■ Exercise data
--
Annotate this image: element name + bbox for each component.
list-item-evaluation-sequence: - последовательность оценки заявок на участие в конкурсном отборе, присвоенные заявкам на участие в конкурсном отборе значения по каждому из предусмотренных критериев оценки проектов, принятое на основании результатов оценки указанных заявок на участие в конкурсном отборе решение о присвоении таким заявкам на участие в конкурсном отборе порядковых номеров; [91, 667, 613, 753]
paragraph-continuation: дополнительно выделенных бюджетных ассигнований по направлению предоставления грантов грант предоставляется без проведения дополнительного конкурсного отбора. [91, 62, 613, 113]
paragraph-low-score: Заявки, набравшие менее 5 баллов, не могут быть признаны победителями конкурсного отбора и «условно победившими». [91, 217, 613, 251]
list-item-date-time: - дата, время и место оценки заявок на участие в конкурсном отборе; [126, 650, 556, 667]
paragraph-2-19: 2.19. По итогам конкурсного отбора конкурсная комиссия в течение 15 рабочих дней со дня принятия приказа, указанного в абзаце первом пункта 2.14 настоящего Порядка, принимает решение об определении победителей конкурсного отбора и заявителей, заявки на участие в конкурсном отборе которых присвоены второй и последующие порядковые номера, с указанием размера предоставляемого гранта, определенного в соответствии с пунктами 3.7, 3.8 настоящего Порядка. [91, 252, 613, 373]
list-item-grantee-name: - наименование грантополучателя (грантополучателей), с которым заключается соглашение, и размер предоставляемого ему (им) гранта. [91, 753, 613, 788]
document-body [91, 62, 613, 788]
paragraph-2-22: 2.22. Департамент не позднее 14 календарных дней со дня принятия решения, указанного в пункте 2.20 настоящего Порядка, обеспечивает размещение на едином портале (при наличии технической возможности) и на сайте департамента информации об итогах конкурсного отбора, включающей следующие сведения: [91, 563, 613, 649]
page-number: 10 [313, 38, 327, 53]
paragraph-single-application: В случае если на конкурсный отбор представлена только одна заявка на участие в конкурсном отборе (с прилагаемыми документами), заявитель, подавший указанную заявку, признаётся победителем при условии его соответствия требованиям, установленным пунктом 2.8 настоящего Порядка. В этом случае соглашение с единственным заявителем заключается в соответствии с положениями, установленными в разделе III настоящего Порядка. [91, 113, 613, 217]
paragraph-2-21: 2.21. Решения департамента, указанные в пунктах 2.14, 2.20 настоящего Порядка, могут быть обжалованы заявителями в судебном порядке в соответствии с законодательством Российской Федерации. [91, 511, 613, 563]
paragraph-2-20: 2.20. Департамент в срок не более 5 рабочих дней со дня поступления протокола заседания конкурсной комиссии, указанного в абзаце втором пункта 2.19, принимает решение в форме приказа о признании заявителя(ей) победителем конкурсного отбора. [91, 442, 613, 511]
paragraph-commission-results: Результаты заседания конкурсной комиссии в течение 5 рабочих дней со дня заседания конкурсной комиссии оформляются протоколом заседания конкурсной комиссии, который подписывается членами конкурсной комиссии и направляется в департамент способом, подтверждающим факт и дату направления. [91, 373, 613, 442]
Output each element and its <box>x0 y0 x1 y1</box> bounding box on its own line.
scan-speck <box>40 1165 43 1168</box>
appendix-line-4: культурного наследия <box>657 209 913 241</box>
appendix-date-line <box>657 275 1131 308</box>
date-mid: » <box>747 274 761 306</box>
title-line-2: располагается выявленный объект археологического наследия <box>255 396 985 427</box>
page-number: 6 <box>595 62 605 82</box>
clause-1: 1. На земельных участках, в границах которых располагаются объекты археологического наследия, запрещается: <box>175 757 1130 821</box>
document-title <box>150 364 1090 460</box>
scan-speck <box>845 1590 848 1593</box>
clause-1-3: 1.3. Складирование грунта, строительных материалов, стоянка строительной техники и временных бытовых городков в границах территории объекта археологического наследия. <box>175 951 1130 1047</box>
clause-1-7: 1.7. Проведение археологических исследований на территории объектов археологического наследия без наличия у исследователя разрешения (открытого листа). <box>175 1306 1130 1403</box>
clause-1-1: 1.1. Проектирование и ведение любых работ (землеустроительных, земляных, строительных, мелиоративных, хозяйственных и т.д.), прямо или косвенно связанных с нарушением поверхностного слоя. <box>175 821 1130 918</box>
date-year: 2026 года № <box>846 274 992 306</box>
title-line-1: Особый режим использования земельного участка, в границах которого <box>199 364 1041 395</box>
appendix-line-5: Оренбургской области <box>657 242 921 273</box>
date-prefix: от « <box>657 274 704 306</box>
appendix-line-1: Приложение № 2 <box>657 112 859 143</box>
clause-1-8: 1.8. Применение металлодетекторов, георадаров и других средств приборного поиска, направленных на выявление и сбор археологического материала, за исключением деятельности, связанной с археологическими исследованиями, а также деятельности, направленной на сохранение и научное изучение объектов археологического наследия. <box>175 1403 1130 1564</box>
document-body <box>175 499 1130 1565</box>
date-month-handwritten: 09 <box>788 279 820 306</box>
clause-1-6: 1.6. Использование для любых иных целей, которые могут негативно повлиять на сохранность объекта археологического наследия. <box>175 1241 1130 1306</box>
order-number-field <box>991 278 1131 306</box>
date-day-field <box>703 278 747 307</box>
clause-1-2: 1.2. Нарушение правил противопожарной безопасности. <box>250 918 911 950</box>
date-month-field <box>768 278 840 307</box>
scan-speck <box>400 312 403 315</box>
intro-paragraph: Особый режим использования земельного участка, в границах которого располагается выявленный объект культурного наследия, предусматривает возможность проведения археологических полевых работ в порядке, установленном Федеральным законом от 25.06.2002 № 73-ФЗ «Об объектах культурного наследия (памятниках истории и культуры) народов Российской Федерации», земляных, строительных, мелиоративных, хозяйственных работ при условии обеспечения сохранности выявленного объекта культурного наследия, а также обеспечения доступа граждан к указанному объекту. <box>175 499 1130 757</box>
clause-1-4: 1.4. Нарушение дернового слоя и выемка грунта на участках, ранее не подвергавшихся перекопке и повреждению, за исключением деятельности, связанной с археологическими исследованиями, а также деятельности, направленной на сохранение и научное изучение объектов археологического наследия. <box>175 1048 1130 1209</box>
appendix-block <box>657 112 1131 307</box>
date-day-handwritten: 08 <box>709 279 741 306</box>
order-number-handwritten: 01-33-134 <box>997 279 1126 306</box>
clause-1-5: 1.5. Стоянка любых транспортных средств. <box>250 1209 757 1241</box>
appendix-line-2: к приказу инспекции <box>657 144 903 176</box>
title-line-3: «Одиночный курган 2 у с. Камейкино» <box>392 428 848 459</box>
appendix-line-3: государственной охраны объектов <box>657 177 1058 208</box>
--
■ The request
Turn all of the data above into a Markdown table with the columns Row and Entry, putting a running number in Row and each line in Entry. Leave out blank lines.

■ Exercise output
| Row | Entry |
|---|---|
| 1 | Annotate this image: element name + bbox for each component. |
| 2 | list-item-evaluation-sequence: - последовательность оценки заявок на участие в конкурсном отборе, присвоенные заявкам на участие в конкурсном отборе значения по каждому из предусмотренных критериев оценки проектов, принятое на основании результатов оценки указанных заявок на участие в конкурсном отборе решение о присвоении таким заявкам на участие в конкурсном отборе порядковых номеров; [91, 667, 613, 753] |
| 3 | paragraph-continuation: дополнительно выделенных бюджетных ассигнований по направлению предоставления грантов грант предоставляется без проведения дополнительного конкурсного отбора. [91, 62, 613, 113] |
| 4 | paragraph-low-score: Заявки, набравшие менее 5 баллов, не могут быть признаны победителями конкурсного отбора и «условно победившими». [91, 217, 613, 251] |
| 5 | list-item-date-time: - дата, время и место оценки заявок на участие в конкурсном отборе; [126, 650, 556, 667] |
| 6 | paragraph-2-19: 2.19. По итогам конкурсного отбора конкурсная комиссия в течение 15 рабочих дней со дня принятия приказа, указанного в абзаце первом пункта 2.14 настоящего Порядка, принимает решение об определении победителей конкурсного отбора и заявителей, заявки на участие в конкурсном отборе которых присвоены второй и последующие порядковые номера, с указанием размера предоставляемого гранта, определенного в соответствии с пунктами 3.7, 3.8 настоящего Порядка. [91, 252, 613, 373] |
| 7 | list-item-grantee-name: - наименование грантополучателя (грантополучателей), с которым заключается соглашение, и размер предоставляемого ему (им) гранта. [91, 753, 613, 788] |
| 8 | document-body [91, 62, 613, 788] |
| 9 | paragraph-2-22: 2.22. Департамент не позднее 14 календарных дней со дня принятия решения, указанного в пункте 2.20 настоящего Порядка, обеспечивает размещение на едином портале (при наличии технической возможности) и на сайте департамента информации об итогах конкурсного отбора, включающей следующие сведения: [91, 563, 613, 649] |
| 10 | page-number: 10 [313, 38, 327, 53] |
| 11 | paragraph-single-application: В случае если на конкурсный отбор представлена только одна заявка на участие в конкурсном отборе (с прилагаемыми документами), заявитель, подавший указанную заявку, признаётся победителем при условии его соответствия требованиям, установленным пунктом 2.8 настоящего Порядка. В этом случае соглашение с единственным заявителем заключается в соответствии с положениями, установленными в разделе III настоящего Порядка. [91, 113, 613, 217] |
| 12 | paragraph-2-21: 2.21. Решения департамента, указанные в пунктах 2.14, 2.20 настоящего Порядка, могут быть обжалованы заявителями в судебном порядке в соответствии с законодательством Российской Федерации. [91, 511, 613, 563] |
| 13 | paragraph-2-20: 2.20. Департамент в срок не более 5 рабочих дней со дня поступления протокола заседания конкурсной комиссии, указанного в абзаце втором пункта 2.19, принимает решение в форме приказа о признании заявителя(ей) победителем конкурсного отбора. [91, 442, 613, 511] |
| 14 | paragraph-commission-results: Результаты заседания конкурсной комиссии в течение 5 рабочих дней со дня заседания конкурсной комиссии оформляются протоколом заседания конкурсной комиссии, который подписывается членами конкурсной комиссии и направляется в департамент способом, подтверждающим факт и дату направления. [91, 373, 613, 442] |
| 15 | Output each element and its <box>x0 y0 x1 y1</box> bounding box on its own line. |
| 16 | scan-speck <box>40 1165 43 1168</box> |
| 17 | appendix-line-4: культурного наследия <box>657 209 913 241</box> |
| 18 | appendix-date-line <box>657 275 1131 308</box> |
| 19 | date-mid: » <box>747 274 761 306</box> |
| 20 | title-line-2: располагается выявленный объект археологического наследия <box>255 396 985 427</box> |
| 21 | page-number: 6 <box>595 62 605 82</box> |
| 22 | clause-1: 1. На земельных участках, в границах которых располагаются объекты археологического наследия, запрещается: <box>175 757 1130 821</box> |
| 23 | document-title <box>150 364 1090 460</box> |
| 24 | scan-speck <box>845 1590 848 1593</box> |
| 25 | clause-1-3: 1.3. Складирование грунта, строительных материалов, стоянка строительной техники и временных бытовых городков в границах территории объекта археологического наследия. <box>175 951 1130 1047</box> |
| 26 | clause-1-7: 1.7. Проведение археологических исследований на территории объектов археологического наследия без наличия у исследователя разрешения (открытого листа). <box>175 1306 1130 1403</box> |
| 27 | clause-1-1: 1.1. Проектирование и ведение любых работ (землеустроительных, земляных, строительных, мелиоративных, хозяйственных и т.д.), прямо или косвенно связанных с нарушением поверхностного слоя. <box>175 821 1130 918</box> |
| 28 | date-year: 2026 года № <box>846 274 992 306</box> |
| 29 | title-line-1: Особый режим использования земельного участка, в границах которого <box>199 364 1041 395</box> |
| 30 | appendix-line-5: Оренбургской области <box>657 242 921 273</box> |
| 31 | date-prefix: от « <box>657 274 704 306</box> |
| 32 | appendix-line-1: Приложение № 2 <box>657 112 859 143</box> |
| 33 | clause-1-8: 1.8. Применение металлодетекторов, георадаров и других средств приборного поиска, направленных на выявление и сбор археологического материала, за исключением деятельности, связанной с археологическими исследованиями, а также деятельности, направленной на сохранение и научное изучение объектов археологического наследия. <box>175 1403 1130 1564</box> |
| 34 | document-body <box>175 499 1130 1565</box> |
| 35 | date-month-handwritten: 09 <box>788 279 820 306</box> |
| 36 | clause-1-6: 1.6. Использование для любых иных целей, которые могут негативно повлиять на сохранность объекта археологического наследия. <box>175 1241 1130 1306</box> |
| 37 | order-number-field <box>991 278 1131 306</box> |
| 38 | date-day-field <box>703 278 747 307</box> |
| 39 | clause-1-2: 1.2. Нарушение правил противопожарной безопасности. <box>250 918 911 950</box> |
| 40 | date-month-field <box>768 278 840 307</box> |
| 41 | scan-speck <box>400 312 403 315</box> |
| 42 | intro-paragraph: Особый режим использования земельного участка, в границах которого располагается выявленный объект культурного наследия, предусматривает возможность проведения археологических полевых работ в порядке, установленном Федеральным законом от 25.06.2002 № 73-ФЗ «Об объектах культурного наследия (памятниках истории и культуры) народов Российской Федерации», земляных, строительных, мелиоративных, хозяйственных работ при условии обеспечения сохранности выявленного объекта культурного наследия, а также обеспечения доступа граждан к указанному объекту. <box>175 499 1130 757</box> |
| 43 | clause-1-4: 1.4. Нарушение дернового слоя и выемка грунта на участках, ранее не подвергавшихся перекопке и повреждению, за исключением деятельности, связанной с археологическими исследованиями, а также деятельности, направленной на сохранение и научное изучение объектов археологического наследия. <box>175 1048 1130 1209</box> |
| 44 | appendix-block <box>657 112 1131 307</box> |
| 45 | date-day-handwritten: 08 <box>709 279 741 306</box> |
| 46 | order-number-handwritten: 01-33-134 <box>997 279 1126 306</box> |
| 47 | clause-1-5: 1.5. Стоянка любых транспортных средств. <box>250 1209 757 1241</box> |
| 48 | appendix-line-2: к приказу инспекции <box>657 144 903 176</box> |
| 49 | title-line-3: «Одиночный курган 2 у с. Камейкино» <box>392 428 848 459</box> |
| 50 | appendix-line-3: государственной охраны объектов <box>657 177 1058 208</box> |